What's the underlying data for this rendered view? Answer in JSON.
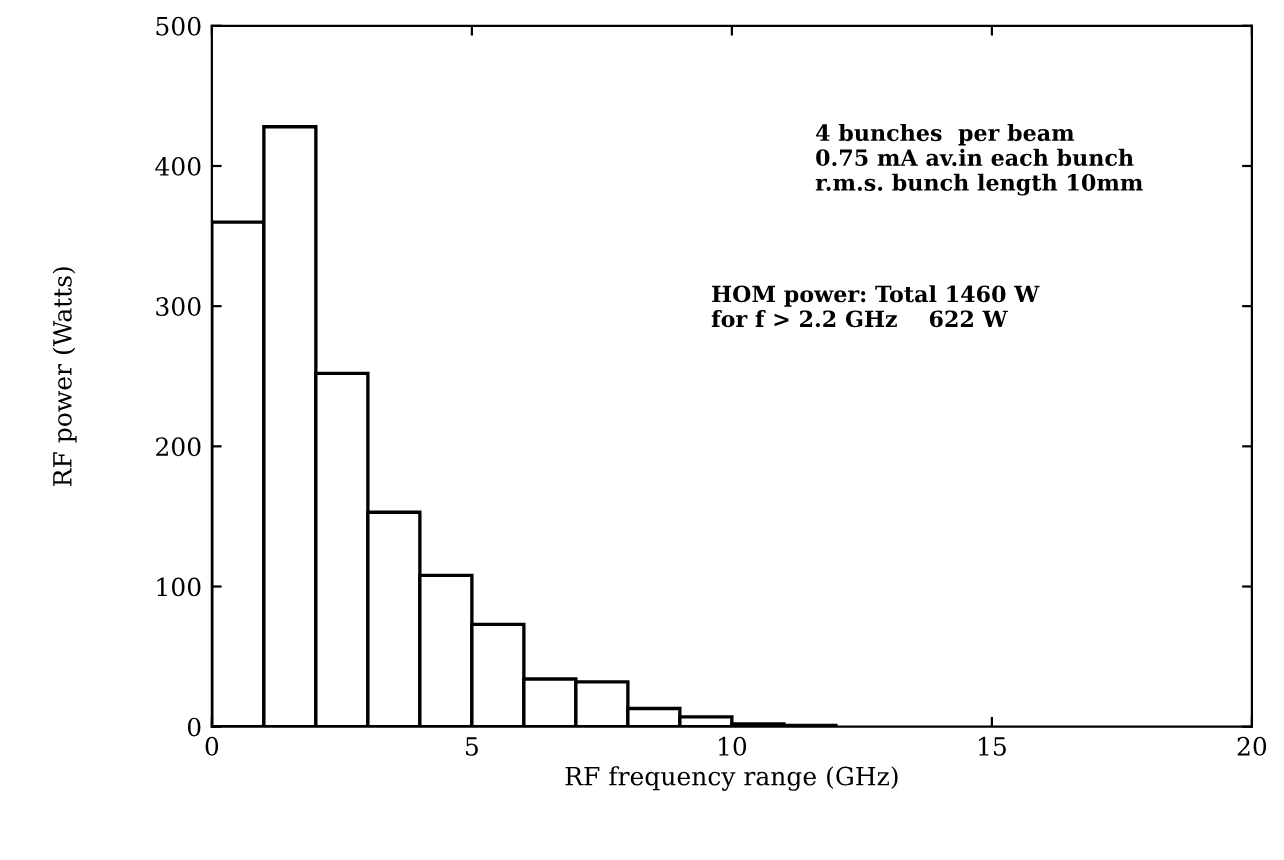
{
  "chart_data": {
    "type": "histogram",
    "xlabel": "RF frequency range (GHz)",
    "ylabel": "RF power (Watts)",
    "bins": [
      0,
      1,
      2,
      3,
      4,
      5,
      6,
      7,
      8,
      9,
      10,
      11,
      12
    ],
    "values": [
      360,
      428,
      252,
      153,
      108,
      73,
      34,
      32,
      13,
      7,
      2,
      1
    ],
    "color": "#ffffff",
    "xlim": [
      0,
      20
    ],
    "xticks": [
      0,
      5,
      10,
      15,
      20
    ],
    "ylim": [
      0,
      500
    ],
    "yticks": [
      0,
      100,
      200,
      300,
      400,
      500
    ],
    "grid": false,
    "legend": false,
    "annotations": [
      "4 bunches  per beam\n0.75 mA av.in each bunch\nr.m.s. bunch length 10mm",
      "HOM power: Total 1460 W\nfor f > 2.2 GHz    622 W"
    ]
  }
}
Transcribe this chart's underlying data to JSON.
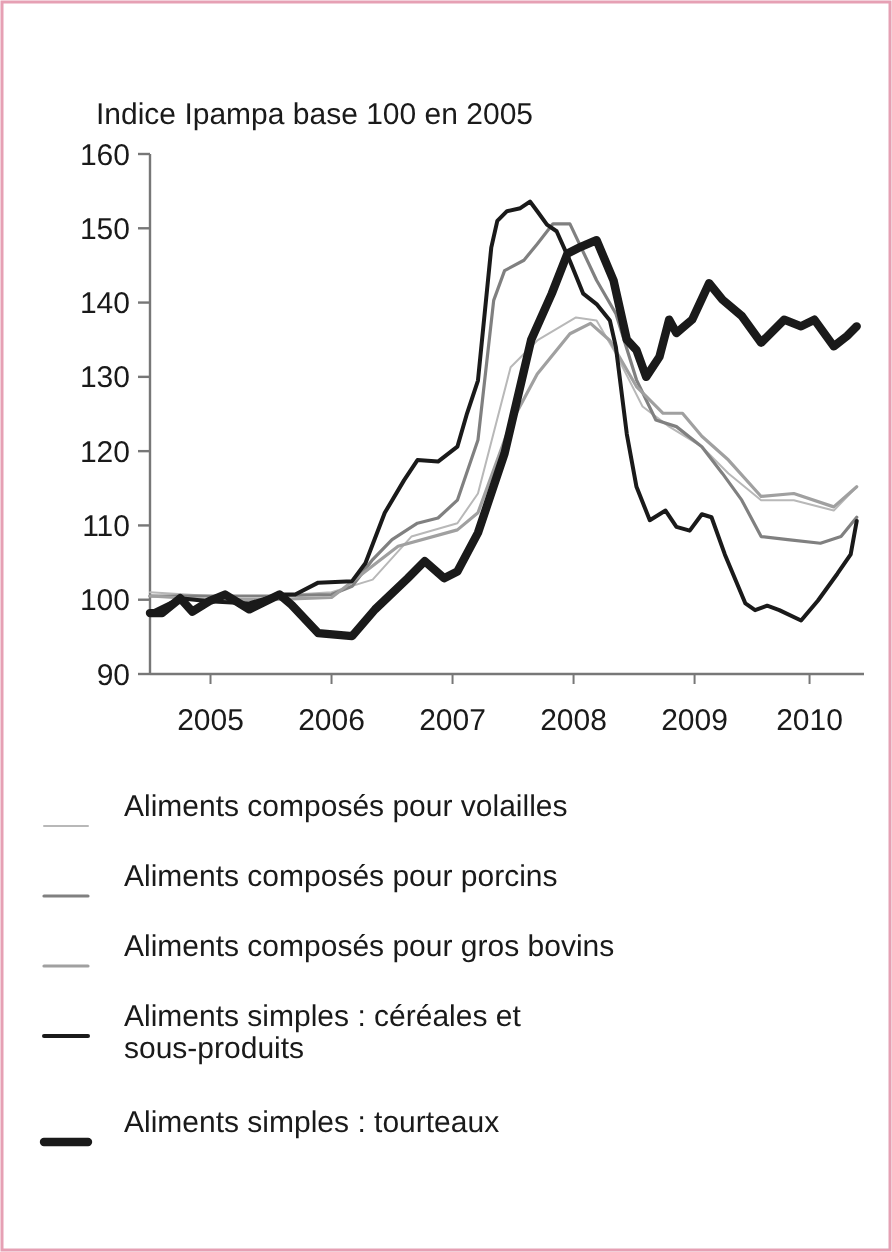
{
  "chart_data": {
    "type": "line",
    "title": "Indice Ipampa base 100 en 2005",
    "xlim": [
      2005,
      2010.9
    ],
    "xticks": [
      {
        "value": 2005.5,
        "label": "2005"
      },
      {
        "value": 2006.5,
        "label": "2006"
      },
      {
        "value": 2007.5,
        "label": "2007"
      },
      {
        "value": 2008.5,
        "label": "2008"
      },
      {
        "value": 2009.5,
        "label": "2009"
      },
      {
        "value": 2010.45,
        "label": "2010"
      }
    ],
    "ylim": [
      90,
      160
    ],
    "yticks": [
      90,
      100,
      110,
      120,
      130,
      140,
      150,
      160
    ],
    "grid": false,
    "legend": "bottom",
    "marker": "none",
    "line_style": "solid",
    "series": [
      {
        "name": "Aliments composés pour volailles",
        "color": "#b8b8b8",
        "x": [
          2005,
          2005.5,
          2006,
          2006.5,
          2006.84,
          2007.16,
          2007.54,
          2007.71,
          2007.98,
          2008.2,
          2008.52,
          2008.69,
          2008.85,
          2009.07,
          2009.29,
          2009.56,
          2009.78,
          2010.05,
          2010.32,
          2010.65,
          2010.84
        ],
        "values": [
          101,
          100.5,
          100.5,
          101,
          102.7,
          108.5,
          110.3,
          114.3,
          131.3,
          134.9,
          138,
          137.6,
          133.1,
          126,
          123.3,
          120.6,
          117,
          113.4,
          113.4,
          112,
          115.2
        ]
      },
      {
        "name": "Aliments composés pour porcins",
        "color": "#808080",
        "x": [
          2005,
          2005.5,
          2006,
          2006.5,
          2006.67,
          2006.84,
          2007,
          2007.21,
          2007.38,
          2007.54,
          2007.71,
          2007.84,
          2007.93,
          2008.09,
          2008.2,
          2008.33,
          2008.47,
          2008.56,
          2008.69,
          2008.85,
          2009.02,
          2009.18,
          2009.35,
          2009.56,
          2009.73,
          2009.89,
          2010.05,
          2010.27,
          2010.54,
          2010.71,
          2010.84
        ],
        "values": [
          100.5,
          100.5,
          100.5,
          100.7,
          101.8,
          105.4,
          108.1,
          110.3,
          111,
          113.4,
          121.5,
          140.3,
          144.3,
          145.7,
          147.9,
          150.6,
          150.6,
          147.5,
          143,
          138.5,
          129.6,
          124.2,
          123.3,
          120.6,
          117,
          113.4,
          108.5,
          108.1,
          107.6,
          108.5,
          111.1
        ]
      },
      {
        "name": "Aliments composés pour gros bovins",
        "color": "#a0a0a0",
        "x": [
          2005,
          2005.5,
          2006,
          2006.5,
          2007.05,
          2007.54,
          2007.71,
          2007.98,
          2008.2,
          2008.47,
          2008.64,
          2008.8,
          2009.02,
          2009.24,
          2009.4,
          2009.56,
          2009.78,
          2010.05,
          2010.32,
          2010.65,
          2010.84
        ],
        "values": [
          100.5,
          100,
          100,
          100.3,
          107.2,
          109.4,
          111.7,
          123.7,
          130.4,
          135.8,
          137.2,
          134.9,
          128.7,
          125.1,
          125.1,
          122,
          118.8,
          113.9,
          114.3,
          112.5,
          115.2
        ]
      },
      {
        "name": "Aliments simples : céréales et sous-produits",
        "color": "#1a1a1a",
        "x": [
          2005,
          2005.25,
          2005.49,
          2005.82,
          2006.07,
          2006.2,
          2006.39,
          2006.67,
          2006.78,
          2006.94,
          2007.1,
          2007.21,
          2007.38,
          2007.54,
          2007.62,
          2007.71,
          2007.82,
          2007.87,
          2007.95,
          2008.06,
          2008.14,
          2008.2,
          2008.28,
          2008.36,
          2008.47,
          2008.58,
          2008.69,
          2008.8,
          2008.85,
          2008.94,
          2009.02,
          2009.13,
          2009.26,
          2009.35,
          2009.46,
          2009.56,
          2009.64,
          2009.75,
          2009.92,
          2010,
          2010.1,
          2010.2,
          2010.38,
          2010.52,
          2010.68,
          2010.79,
          2010.84
        ],
        "values": [
          98.2,
          100.2,
          99.8,
          99.5,
          100.7,
          100.7,
          102.3,
          102.5,
          104.9,
          111.7,
          116.1,
          118.8,
          118.6,
          120.6,
          125.1,
          129.5,
          147.4,
          151,
          152.3,
          152.7,
          153.6,
          152.3,
          150.5,
          149.6,
          145.6,
          141.2,
          139.8,
          137.6,
          134,
          122.3,
          115.2,
          110.7,
          112,
          109.8,
          109.3,
          111.5,
          111.1,
          106.1,
          99.5,
          98.6,
          99.2,
          98.6,
          97.2,
          99.9,
          103.5,
          106.1,
          110.6
        ]
      },
      {
        "name": "Aliments simples : tourteaux",
        "color": "#1a1a1a",
        "x": [
          2005,
          2005.1,
          2005.25,
          2005.35,
          2005.49,
          2005.62,
          2005.82,
          2006.07,
          2006.17,
          2006.39,
          2006.67,
          2006.86,
          2007.13,
          2007.27,
          2007.43,
          2007.54,
          2007.71,
          2007.93,
          2008.15,
          2008.32,
          2008.45,
          2008.56,
          2008.69,
          2008.83,
          2008.94,
          2009.02,
          2009.1,
          2009.21,
          2009.29,
          2009.35,
          2009.48,
          2009.62,
          2009.73,
          2009.89,
          2010.05,
          2010.24,
          2010.38,
          2010.49,
          2010.65,
          2010.76,
          2010.84
        ],
        "values": [
          98.2,
          98.2,
          100.2,
          98.4,
          99.8,
          100.7,
          98.7,
          100.7,
          99.3,
          95.5,
          95.1,
          98.7,
          102.9,
          105.2,
          102.9,
          103.8,
          109,
          119.7,
          135,
          141.2,
          146.6,
          147.5,
          148.4,
          143,
          135,
          133.6,
          130,
          132.7,
          137.7,
          135.9,
          137.7,
          142.6,
          140.4,
          138.2,
          134.6,
          137.7,
          136.8,
          137.7,
          134.1,
          135.5,
          136.8
        ]
      }
    ]
  }
}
------------------------------------------------------------
* _AIM_
Omitting all images, retype each line of the records precisely.

* _COMPLETE OUTPUT_
What's the underlying data for this rendered view? Answer in JSON.
{
  "chart_data": {
    "type": "histogram",
    "xlabel": "RF frequency range (GHz)",
    "ylabel": "RF power (Watts)",
    "bins": [
      0,
      1,
      2,
      3,
      4,
      5,
      6,
      7,
      8,
      9,
      10,
      11,
      12
    ],
    "values": [
      360,
      428,
      252,
      153,
      108,
      73,
      34,
      32,
      13,
      7,
      2,
      1
    ],
    "color": "#ffffff",
    "xlim": [
      0,
      20
    ],
    "xticks": [
      0,
      5,
      10,
      15,
      20
    ],
    "ylim": [
      0,
      500
    ],
    "yticks": [
      0,
      100,
      200,
      300,
      400,
      500
    ],
    "grid": false,
    "legend": false,
    "annotations": [
      "4 bunches  per beam\n0.75 mA av.in each bunch\nr.m.s. bunch length 10mm",
      "HOM power: Total 1460 W\nfor f > 2.2 GHz    622 W"
    ]
  }
}
Transcribe this chart's underlying data to JSON.
{
  "chart_data": {
    "type": "line",
    "title": "Indice Ipampa base 100 en 2005",
    "xlim": [
      2005,
      2010.9
    ],
    "xticks": [
      {
        "value": 2005.5,
        "label": "2005"
      },
      {
        "value": 2006.5,
        "label": "2006"
      },
      {
        "value": 2007.5,
        "label": "2007"
      },
      {
        "value": 2008.5,
        "label": "2008"
      },
      {
        "value": 2009.5,
        "label": "2009"
      },
      {
        "value": 2010.45,
        "label": "2010"
      }
    ],
    "ylim": [
      90,
      160
    ],
    "yticks": [
      90,
      100,
      110,
      120,
      130,
      140,
      150,
      160
    ],
    "grid": false,
    "legend": "bottom",
    "marker": "none",
    "line_style": "solid",
    "series": [
      {
        "name": "Aliments composés pour volailles",
        "color": "#b8b8b8",
        "x": [
          2005,
          2005.5,
          2006,
          2006.5,
          2006.84,
          2007.16,
          2007.54,
          2007.71,
          2007.98,
          2008.2,
          2008.52,
          2008.69,
          2008.85,
          2009.07,
          2009.29,
          2009.56,
          2009.78,
          2010.05,
          2010.32,
          2010.65,
          2010.84
        ],
        "values": [
          101,
          100.5,
          100.5,
          101,
          102.7,
          108.5,
          110.3,
          114.3,
          131.3,
          134.9,
          138,
          137.6,
          133.1,
          126,
          123.3,
          120.6,
          117,
          113.4,
          113.4,
          112,
          115.2
        ]
      },
      {
        "name": "Aliments composés pour porcins",
        "color": "#808080",
        "x": [
          2005,
          2005.5,
          2006,
          2006.5,
          2006.67,
          2006.84,
          2007,
          2007.21,
          2007.38,
          2007.54,
          2007.71,
          2007.84,
          2007.93,
          2008.09,
          2008.2,
          2008.33,
          2008.47,
          2008.56,
          2008.69,
          2008.85,
          2009.02,
          2009.18,
          2009.35,
          2009.56,
          2009.73,
          2009.89,
          2010.05,
          2010.27,
          2010.54,
          2010.71,
          2010.84
        ],
        "values": [
          100.5,
          100.5,
          100.5,
          100.7,
          101.8,
          105.4,
          108.1,
          110.3,
          111,
          113.4,
          121.5,
          140.3,
          144.3,
          145.7,
          147.9,
          150.6,
          150.6,
          147.5,
          143,
          138.5,
          129.6,
          124.2,
          123.3,
          120.6,
          117,
          113.4,
          108.5,
          108.1,
          107.6,
          108.5,
          111.1
        ]
      },
      {
        "name": "Aliments composés pour gros bovins",
        "color": "#a0a0a0",
        "x": [
          2005,
          2005.5,
          2006,
          2006.5,
          2007.05,
          2007.54,
          2007.71,
          2007.98,
          2008.2,
          2008.47,
          2008.64,
          2008.8,
          2009.02,
          2009.24,
          2009.4,
          2009.56,
          2009.78,
          2010.05,
          2010.32,
          2010.65,
          2010.84
        ],
        "values": [
          100.5,
          100,
          100,
          100.3,
          107.2,
          109.4,
          111.7,
          123.7,
          130.4,
          135.8,
          137.2,
          134.9,
          128.7,
          125.1,
          125.1,
          122,
          118.8,
          113.9,
          114.3,
          112.5,
          115.2
        ]
      },
      {
        "name": "Aliments simples : céréales et sous-produits",
        "color": "#1a1a1a",
        "x": [
          2005,
          2005.25,
          2005.49,
          2005.82,
          2006.07,
          2006.2,
          2006.39,
          2006.67,
          2006.78,
          2006.94,
          2007.1,
          2007.21,
          2007.38,
          2007.54,
          2007.62,
          2007.71,
          2007.82,
          2007.87,
          2007.95,
          2008.06,
          2008.14,
          2008.2,
          2008.28,
          2008.36,
          2008.47,
          2008.58,
          2008.69,
          2008.8,
          2008.85,
          2008.94,
          2009.02,
          2009.13,
          2009.26,
          2009.35,
          2009.46,
          2009.56,
          2009.64,
          2009.75,
          2009.92,
          2010,
          2010.1,
          2010.2,
          2010.38,
          2010.52,
          2010.68,
          2010.79,
          2010.84
        ],
        "values": [
          98.2,
          100.2,
          99.8,
          99.5,
          100.7,
          100.7,
          102.3,
          102.5,
          104.9,
          111.7,
          116.1,
          118.8,
          118.6,
          120.6,
          125.1,
          129.5,
          147.4,
          151,
          152.3,
          152.7,
          153.6,
          152.3,
          150.5,
          149.6,
          145.6,
          141.2,
          139.8,
          137.6,
          134,
          122.3,
          115.2,
          110.7,
          112,
          109.8,
          109.3,
          111.5,
          111.1,
          106.1,
          99.5,
          98.6,
          99.2,
          98.6,
          97.2,
          99.9,
          103.5,
          106.1,
          110.6
        ]
      },
      {
        "name": "Aliments simples : tourteaux",
        "color": "#1a1a1a",
        "x": [
          2005,
          2005.1,
          2005.25,
          2005.35,
          2005.49,
          2005.62,
          2005.82,
          2006.07,
          2006.17,
          2006.39,
          2006.67,
          2006.86,
          2007.13,
          2007.27,
          2007.43,
          2007.54,
          2007.71,
          2007.93,
          2008.15,
          2008.32,
          2008.45,
          2008.56,
          2008.69,
          2008.83,
          2008.94,
          2009.02,
          2009.1,
          2009.21,
          2009.29,
          2009.35,
          2009.48,
          2009.62,
          2009.73,
          2009.89,
          2010.05,
          2010.24,
          2010.38,
          2010.49,
          2010.65,
          2010.76,
          2010.84
        ],
        "values": [
          98.2,
          98.2,
          100.2,
          98.4,
          99.8,
          100.7,
          98.7,
          100.7,
          99.3,
          95.5,
          95.1,
          98.7,
          102.9,
          105.2,
          102.9,
          103.8,
          109,
          119.7,
          135,
          141.2,
          146.6,
          147.5,
          148.4,
          143,
          135,
          133.6,
          130,
          132.7,
          137.7,
          135.9,
          137.7,
          142.6,
          140.4,
          138.2,
          134.6,
          137.7,
          136.8,
          137.7,
          134.1,
          135.5,
          136.8
        ]
      }
    ]
  }
}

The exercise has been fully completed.